***** Data for this exercise *****
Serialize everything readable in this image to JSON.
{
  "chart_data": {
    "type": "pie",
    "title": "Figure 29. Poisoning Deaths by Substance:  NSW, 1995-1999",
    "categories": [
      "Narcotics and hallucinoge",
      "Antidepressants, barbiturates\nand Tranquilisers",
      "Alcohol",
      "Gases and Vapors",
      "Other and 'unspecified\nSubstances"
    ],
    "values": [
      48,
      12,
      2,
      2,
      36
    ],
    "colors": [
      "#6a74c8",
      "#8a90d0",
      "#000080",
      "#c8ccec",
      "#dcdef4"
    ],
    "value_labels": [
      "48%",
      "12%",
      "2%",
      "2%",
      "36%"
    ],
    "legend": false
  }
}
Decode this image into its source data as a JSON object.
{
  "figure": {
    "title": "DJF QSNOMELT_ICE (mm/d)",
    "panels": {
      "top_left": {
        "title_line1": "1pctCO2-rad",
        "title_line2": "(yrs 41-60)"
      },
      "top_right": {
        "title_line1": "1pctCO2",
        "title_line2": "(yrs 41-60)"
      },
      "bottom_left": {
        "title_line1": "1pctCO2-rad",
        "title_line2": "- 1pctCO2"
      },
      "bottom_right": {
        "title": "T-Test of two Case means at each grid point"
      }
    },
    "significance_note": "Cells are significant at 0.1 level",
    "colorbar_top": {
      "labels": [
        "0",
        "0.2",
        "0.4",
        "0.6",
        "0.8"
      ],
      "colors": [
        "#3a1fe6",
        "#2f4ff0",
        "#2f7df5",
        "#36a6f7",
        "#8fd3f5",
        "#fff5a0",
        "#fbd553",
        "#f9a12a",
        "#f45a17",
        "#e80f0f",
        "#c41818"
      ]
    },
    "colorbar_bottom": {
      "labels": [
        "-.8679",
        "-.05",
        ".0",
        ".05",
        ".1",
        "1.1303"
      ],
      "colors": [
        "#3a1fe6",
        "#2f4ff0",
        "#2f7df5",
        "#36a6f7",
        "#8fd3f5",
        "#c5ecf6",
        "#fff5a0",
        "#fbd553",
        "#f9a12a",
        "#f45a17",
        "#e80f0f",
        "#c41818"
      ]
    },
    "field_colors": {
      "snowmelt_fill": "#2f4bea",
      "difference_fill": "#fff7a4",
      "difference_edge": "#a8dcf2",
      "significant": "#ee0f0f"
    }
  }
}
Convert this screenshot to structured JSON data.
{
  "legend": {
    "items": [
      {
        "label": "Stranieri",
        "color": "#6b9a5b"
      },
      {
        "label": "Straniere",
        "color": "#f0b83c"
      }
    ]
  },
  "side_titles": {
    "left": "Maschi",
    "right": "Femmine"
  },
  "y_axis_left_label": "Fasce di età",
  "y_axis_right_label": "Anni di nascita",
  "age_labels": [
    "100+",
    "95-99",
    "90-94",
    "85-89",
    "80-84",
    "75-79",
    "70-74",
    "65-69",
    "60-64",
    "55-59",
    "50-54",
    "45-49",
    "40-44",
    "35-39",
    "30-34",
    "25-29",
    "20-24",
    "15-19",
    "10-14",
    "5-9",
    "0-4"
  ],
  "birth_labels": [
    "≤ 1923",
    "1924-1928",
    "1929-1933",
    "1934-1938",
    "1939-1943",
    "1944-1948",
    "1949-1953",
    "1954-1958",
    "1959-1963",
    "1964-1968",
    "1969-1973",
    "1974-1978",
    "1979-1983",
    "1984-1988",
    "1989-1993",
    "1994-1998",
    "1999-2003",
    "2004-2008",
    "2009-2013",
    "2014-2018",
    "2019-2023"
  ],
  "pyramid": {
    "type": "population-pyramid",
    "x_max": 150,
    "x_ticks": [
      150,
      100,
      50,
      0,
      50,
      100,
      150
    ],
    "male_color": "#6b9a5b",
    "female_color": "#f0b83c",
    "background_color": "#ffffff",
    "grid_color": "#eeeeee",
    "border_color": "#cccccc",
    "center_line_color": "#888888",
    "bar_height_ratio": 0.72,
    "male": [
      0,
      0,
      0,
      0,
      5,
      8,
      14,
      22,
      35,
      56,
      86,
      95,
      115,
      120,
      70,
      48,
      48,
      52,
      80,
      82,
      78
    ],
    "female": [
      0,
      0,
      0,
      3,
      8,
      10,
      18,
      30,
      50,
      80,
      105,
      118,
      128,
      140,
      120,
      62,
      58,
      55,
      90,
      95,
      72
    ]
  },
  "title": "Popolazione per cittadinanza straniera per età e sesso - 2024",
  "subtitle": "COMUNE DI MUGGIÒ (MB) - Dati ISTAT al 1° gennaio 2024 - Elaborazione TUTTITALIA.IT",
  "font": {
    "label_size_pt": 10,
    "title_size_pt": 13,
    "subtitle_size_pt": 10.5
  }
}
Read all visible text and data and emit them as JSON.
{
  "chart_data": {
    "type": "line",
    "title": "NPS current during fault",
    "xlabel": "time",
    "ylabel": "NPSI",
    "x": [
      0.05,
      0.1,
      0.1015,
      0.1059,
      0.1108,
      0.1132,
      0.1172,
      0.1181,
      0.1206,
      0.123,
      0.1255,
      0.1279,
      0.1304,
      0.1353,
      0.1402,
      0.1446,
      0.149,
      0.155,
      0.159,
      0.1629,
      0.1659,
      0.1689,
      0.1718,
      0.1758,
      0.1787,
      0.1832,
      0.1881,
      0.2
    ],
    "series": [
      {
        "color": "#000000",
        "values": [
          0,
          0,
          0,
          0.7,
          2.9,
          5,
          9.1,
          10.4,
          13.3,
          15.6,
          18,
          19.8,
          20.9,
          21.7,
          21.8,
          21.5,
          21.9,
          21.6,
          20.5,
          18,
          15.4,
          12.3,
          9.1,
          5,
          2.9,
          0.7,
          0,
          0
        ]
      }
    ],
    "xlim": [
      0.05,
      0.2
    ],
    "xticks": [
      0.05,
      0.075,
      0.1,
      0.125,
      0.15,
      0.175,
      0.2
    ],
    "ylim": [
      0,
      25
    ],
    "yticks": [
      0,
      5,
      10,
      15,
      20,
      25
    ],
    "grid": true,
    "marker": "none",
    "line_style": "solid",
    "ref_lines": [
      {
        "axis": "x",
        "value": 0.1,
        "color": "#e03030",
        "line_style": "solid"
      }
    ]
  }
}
*****
Task requirements >>
Each line of the listing above should be output exactly.

Result for this exercise >>
Serialize everything readable in this image to JSON.
{
  "chart_data": {
    "type": "pie",
    "title": "Figure 29. Poisoning Deaths by Substance:  NSW, 1995-1999",
    "categories": [
      "Narcotics and hallucinoge",
      "Antidepressants, barbiturates\nand Tranquilisers",
      "Alcohol",
      "Gases and Vapors",
      "Other and 'unspecified\nSubstances"
    ],
    "values": [
      48,
      12,
      2,
      2,
      36
    ],
    "colors": [
      "#6a74c8",
      "#8a90d0",
      "#000080",
      "#c8ccec",
      "#dcdef4"
    ],
    "value_labels": [
      "48%",
      "12%",
      "2%",
      "2%",
      "36%"
    ],
    "legend": false
  }
}
Decode this image into its source data as a JSON object.
{
  "figure": {
    "title": "DJF QSNOMELT_ICE (mm/d)",
    "panels": {
      "top_left": {
        "title_line1": "1pctCO2-rad",
        "title_line2": "(yrs 41-60)"
      },
      "top_right": {
        "title_line1": "1pctCO2",
        "title_line2": "(yrs 41-60)"
      },
      "bottom_left": {
        "title_line1": "1pctCO2-rad",
        "title_line2": "- 1pctCO2"
      },
      "bottom_right": {
        "title": "T-Test of two Case means at each grid point"
      }
    },
    "significance_note": "Cells are significant at 0.1 level",
    "colorbar_top": {
      "labels": [
        "0",
        "0.2",
        "0.4",
        "0.6",
        "0.8"
      ],
      "colors": [
        "#3a1fe6",
        "#2f4ff0",
        "#2f7df5",
        "#36a6f7",
        "#8fd3f5",
        "#fff5a0",
        "#fbd553",
        "#f9a12a",
        "#f45a17",
        "#e80f0f",
        "#c41818"
      ]
    },
    "colorbar_bottom": {
      "labels": [
        "-.8679",
        "-.05",
        ".0",
        ".05",
        ".1",
        "1.1303"
      ],
      "colors": [
        "#3a1fe6",
        "#2f4ff0",
        "#2f7df5",
        "#36a6f7",
        "#8fd3f5",
        "#c5ecf6",
        "#fff5a0",
        "#fbd553",
        "#f9a12a",
        "#f45a17",
        "#e80f0f",
        "#c41818"
      ]
    },
    "field_colors": {
      "snowmelt_fill": "#2f4bea",
      "difference_fill": "#fff7a4",
      "difference_edge": "#a8dcf2",
      "significant": "#ee0f0f"
    }
  }
}
Convert this screenshot to structured JSON data.
{
  "legend": {
    "items": [
      {
        "label": "Stranieri",
        "color": "#6b9a5b"
      },
      {
        "label": "Straniere",
        "color": "#f0b83c"
      }
    ]
  },
  "side_titles": {
    "left": "Maschi",
    "right": "Femmine"
  },
  "y_axis_left_label": "Fasce di età",
  "y_axis_right_label": "Anni di nascita",
  "age_labels": [
    "100+",
    "95-99",
    "90-94",
    "85-89",
    "80-84",
    "75-79",
    "70-74",
    "65-69",
    "60-64",
    "55-59",
    "50-54",
    "45-49",
    "40-44",
    "35-39",
    "30-34",
    "25-29",
    "20-24",
    "15-19",
    "10-14",
    "5-9",
    "0-4"
  ],
  "birth_labels": [
    "≤ 1923",
    "1924-1928",
    "1929-1933",
    "1934-1938",
    "1939-1943",
    "1944-1948",
    "1949-1953",
    "1954-1958",
    "1959-1963",
    "1964-1968",
    "1969-1973",
    "1974-1978",
    "1979-1983",
    "1984-1988",
    "1989-1993",
    "1994-1998",
    "1999-2003",
    "2004-2008",
    "2009-2013",
    "2014-2018",
    "2019-2023"
  ],
  "pyramid": {
    "type": "population-pyramid",
    "x_max": 150,
    "x_ticks": [
      150,
      100,
      50,
      0,
      50,
      100,
      150
    ],
    "male_color": "#6b9a5b",
    "female_color": "#f0b83c",
    "background_color": "#ffffff",
    "grid_color": "#eeeeee",
    "border_color": "#cccccc",
    "center_line_color": "#888888",
    "bar_height_ratio": 0.72,
    "male": [
      0,
      0,
      0,
      0,
      5,
      8,
      14,
      22,
      35,
      56,
      86,
      95,
      115,
      120,
      70,
      48,
      48,
      52,
      80,
      82,
      78
    ],
    "female": [
      0,
      0,
      0,
      3,
      8,
      10,
      18,
      30,
      50,
      80,
      105,
      118,
      128,
      140,
      120,
      62,
      58,
      55,
      90,
      95,
      72
    ]
  },
  "title": "Popolazione per cittadinanza straniera per età e sesso - 2024",
  "subtitle": "COMUNE DI MUGGIÒ (MB) - Dati ISTAT al 1° gennaio 2024 - Elaborazione TUTTITALIA.IT",
  "font": {
    "label_size_pt": 10,
    "title_size_pt": 13,
    "subtitle_size_pt": 10.5
  }
}
Read all visible text and data and emit them as JSON.
{
  "chart_data": {
    "type": "line",
    "title": "NPS current during fault",
    "xlabel": "time",
    "ylabel": "NPSI",
    "x": [
      0.05,
      0.1,
      0.1015,
      0.1059,
      0.1108,
      0.1132,
      0.1172,
      0.1181,
      0.1206,
      0.123,
      0.1255,
      0.1279,
      0.1304,
      0.1353,
      0.1402,
      0.1446,
      0.149,
      0.155,
      0.159,
      0.1629,
      0.1659,
      0.1689,
      0.1718,
      0.1758,
      0.1787,
      0.1832,
      0.1881,
      0.2
    ],
    "series": [
      {
        "color": "#000000",
        "values": [
          0,
          0,
          0,
          0.7,
          2.9,
          5,
          9.1,
          10.4,
          13.3,
          15.6,
          18,
          19.8,
          20.9,
          21.7,
          21.8,
          21.5,
          21.9,
          21.6,
          20.5,
          18,
          15.4,
          12.3,
          9.1,
          5,
          2.9,
          0.7,
          0,
          0
        ]
      }
    ],
    "xlim": [
      0.05,
      0.2
    ],
    "xticks": [
      0.05,
      0.075,
      0.1,
      0.125,
      0.15,
      0.175,
      0.2
    ],
    "ylim": [
      0,
      25
    ],
    "yticks": [
      0,
      5,
      10,
      15,
      20,
      25
    ],
    "grid": true,
    "marker": "none",
    "line_style": "solid",
    "ref_lines": [
      {
        "axis": "x",
        "value": 0.1,
        "color": "#e03030",
        "line_style": "solid"
      }
    ]
  }
}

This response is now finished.